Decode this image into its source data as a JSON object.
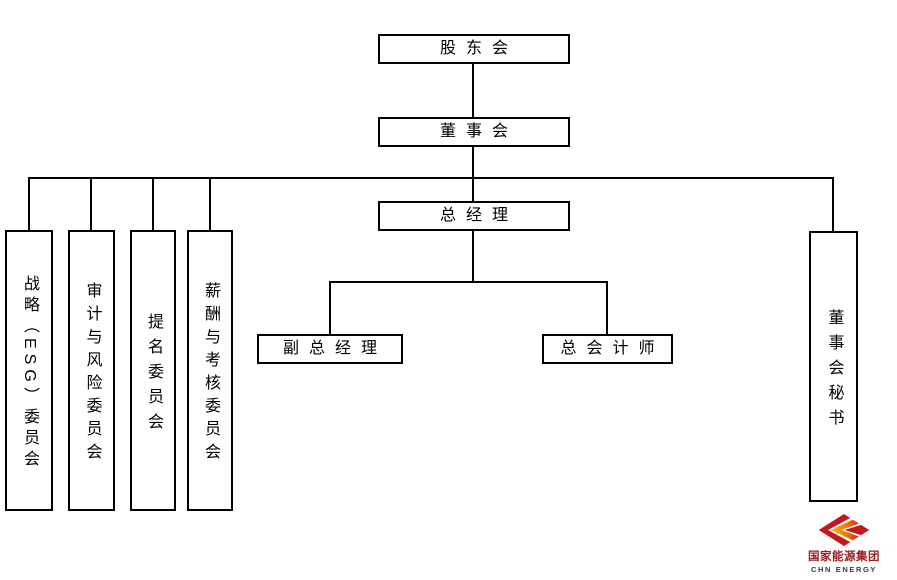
{
  "org_chart": {
    "type": "org-hierarchy-diagram",
    "nodes": {
      "shareholders": {
        "label": "股东会"
      },
      "board": {
        "label": "董事会"
      },
      "general_manager": {
        "label": "总经理"
      },
      "deputy_general_manager": {
        "label": "副总经理"
      },
      "chief_accountant": {
        "label": "总会计师"
      },
      "strategy_esg_committee": {
        "label": "战略（ESG）委员会"
      },
      "audit_risk_committee": {
        "label": "审计与风险委员会"
      },
      "nomination_committee": {
        "label": "提名委员会"
      },
      "remuneration_appraisal_committee": {
        "label": "薪酬与考核委员会"
      },
      "board_secretary": {
        "label": "董事会秘书"
      }
    },
    "edges": [
      {
        "from": "股东会",
        "to": "董事会"
      },
      {
        "from": "董事会",
        "to": "总经理"
      },
      {
        "from": "董事会",
        "to": "战略（ESG）委员会"
      },
      {
        "from": "董事会",
        "to": "审计与风险委员会"
      },
      {
        "from": "董事会",
        "to": "提名委员会"
      },
      {
        "from": "董事会",
        "to": "薪酬与考核委员会"
      },
      {
        "from": "董事会",
        "to": "董事会秘书"
      },
      {
        "from": "总经理",
        "to": "副总经理"
      },
      {
        "from": "总经理",
        "to": "总会计师"
      }
    ],
    "colors": {
      "box_border": "#000000",
      "connector": "#000000",
      "background": "#ffffff"
    }
  },
  "logo": {
    "company_name_cn": "国家能源集团",
    "company_name_en": "CHN ENERGY",
    "brand_red": "#c4161d",
    "brand_orange": "#ef7c00",
    "brand_gold": "#f9b021",
    "text_dark": "#3e3a39"
  }
}
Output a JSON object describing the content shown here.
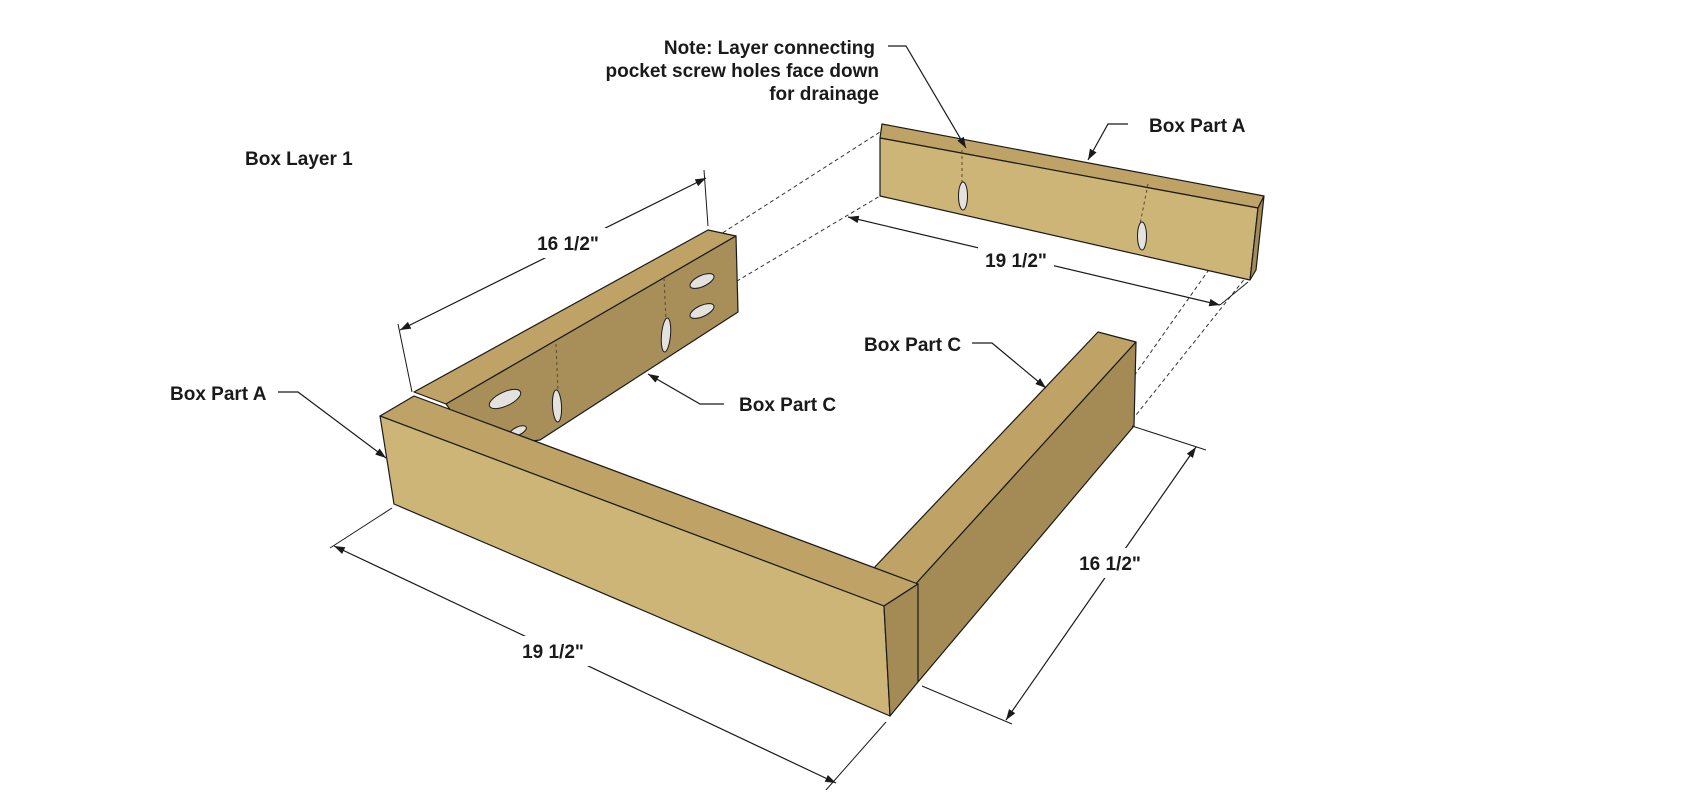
{
  "title": "Box Layer 1",
  "note": {
    "lines": [
      "Note: Layer connecting",
      "pocket screw holes face down",
      "for drainage"
    ]
  },
  "labels": {
    "box_part_a_left": "Box Part A",
    "box_part_a_back": "Box Part A",
    "box_part_c_left": "Box Part C",
    "box_part_c_right": "Box Part C"
  },
  "dimensions": {
    "left_side_length": "16 1/2\"",
    "back_length": "19 1/2\"",
    "front_length": "19 1/2\"",
    "right_side_length": "16 1/2\""
  },
  "colors": {
    "wood_face": "#cdb477",
    "wood_top": "#bea266",
    "wood_side": "#a48a55",
    "wood_inner": "#a88e58",
    "outline": "#1a1a1a",
    "hole": "#e4e2de"
  }
}
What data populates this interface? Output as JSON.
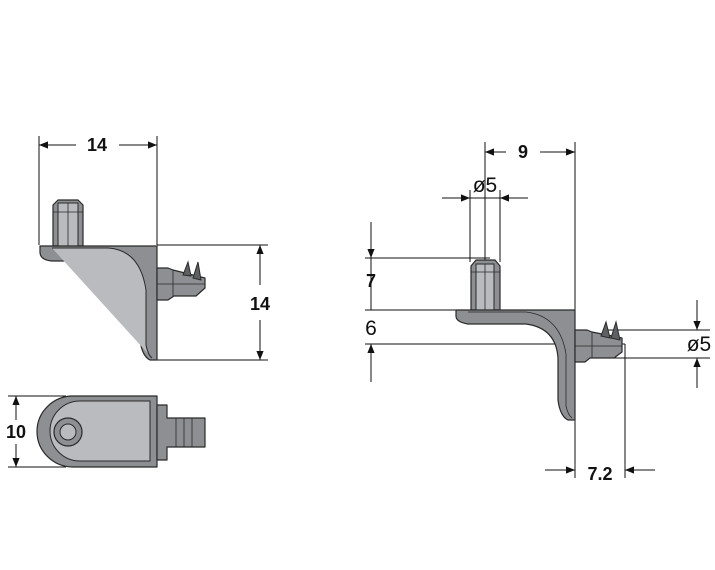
{
  "colors": {
    "part_fill": "#8d8f92",
    "part_highlight": "#b9bbbe",
    "part_shadow": "#5e6063",
    "line": "#111111",
    "background": "#ffffff"
  },
  "left_views": {
    "side_view": {
      "width_label": "14",
      "height_label": "14"
    },
    "top_view": {
      "width_label": "10"
    }
  },
  "right_view": {
    "pin_offset_label": "9",
    "pin_diameter_label": "ø5",
    "pin_height_label": "7",
    "plate_thickness_label": "6",
    "peg_diameter_label": "ø5",
    "peg_length_label": "7.2"
  }
}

• **TASK**
Transcribe each entry precisely as given, leaving the pictures out.

• **FULL OUTPUT**
Decode this image into its source data as a JSON object.
{
  "org_chart": {
    "type": "org-hierarchy-diagram",
    "nodes": {
      "shareholders": {
        "label": "股东会"
      },
      "board": {
        "label": "董事会"
      },
      "general_manager": {
        "label": "总经理"
      },
      "deputy_general_manager": {
        "label": "副总经理"
      },
      "chief_accountant": {
        "label": "总会计师"
      },
      "strategy_esg_committee": {
        "label": "战略（ESG）委员会"
      },
      "audit_risk_committee": {
        "label": "审计与风险委员会"
      },
      "nomination_committee": {
        "label": "提名委员会"
      },
      "remuneration_appraisal_committee": {
        "label": "薪酬与考核委员会"
      },
      "board_secretary": {
        "label": "董事会秘书"
      }
    },
    "edges": [
      {
        "from": "股东会",
        "to": "董事会"
      },
      {
        "from": "董事会",
        "to": "总经理"
      },
      {
        "from": "董事会",
        "to": "战略（ESG）委员会"
      },
      {
        "from": "董事会",
        "to": "审计与风险委员会"
      },
      {
        "from": "董事会",
        "to": "提名委员会"
      },
      {
        "from": "董事会",
        "to": "薪酬与考核委员会"
      },
      {
        "from": "董事会",
        "to": "董事会秘书"
      },
      {
        "from": "总经理",
        "to": "副总经理"
      },
      {
        "from": "总经理",
        "to": "总会计师"
      }
    ],
    "colors": {
      "box_border": "#000000",
      "connector": "#000000",
      "background": "#ffffff"
    }
  },
  "logo": {
    "company_name_cn": "国家能源集团",
    "company_name_en": "CHN ENERGY",
    "brand_red": "#c4161d",
    "brand_orange": "#ef7c00",
    "brand_gold": "#f9b021",
    "text_dark": "#3e3a39"
  }
}
Output a JSON object describing the content shown here.
{
  "title": "Box Layer 1",
  "note": {
    "lines": [
      "Note: Layer connecting",
      "pocket screw holes face down",
      "for drainage"
    ]
  },
  "labels": {
    "box_part_a_left": "Box Part A",
    "box_part_a_back": "Box Part A",
    "box_part_c_left": "Box Part C",
    "box_part_c_right": "Box Part C"
  },
  "dimensions": {
    "left_side_length": "16 1/2\"",
    "back_length": "19 1/2\"",
    "front_length": "19 1/2\"",
    "right_side_length": "16 1/2\""
  },
  "colors": {
    "wood_face": "#cdb477",
    "wood_top": "#bea266",
    "wood_side": "#a48a55",
    "wood_inner": "#a88e58",
    "outline": "#1a1a1a",
    "hole": "#e4e2de"
  }
}
What data populates this interface? Output as JSON.
{
  "colors": {
    "part_fill": "#8d8f92",
    "part_highlight": "#b9bbbe",
    "part_shadow": "#5e6063",
    "line": "#111111",
    "background": "#ffffff"
  },
  "left_views": {
    "side_view": {
      "width_label": "14",
      "height_label": "14"
    },
    "top_view": {
      "width_label": "10"
    }
  },
  "right_view": {
    "pin_offset_label": "9",
    "pin_diameter_label": "ø5",
    "pin_height_label": "7",
    "plate_thickness_label": "6",
    "peg_diameter_label": "ø5",
    "peg_length_label": "7.2"
  }
}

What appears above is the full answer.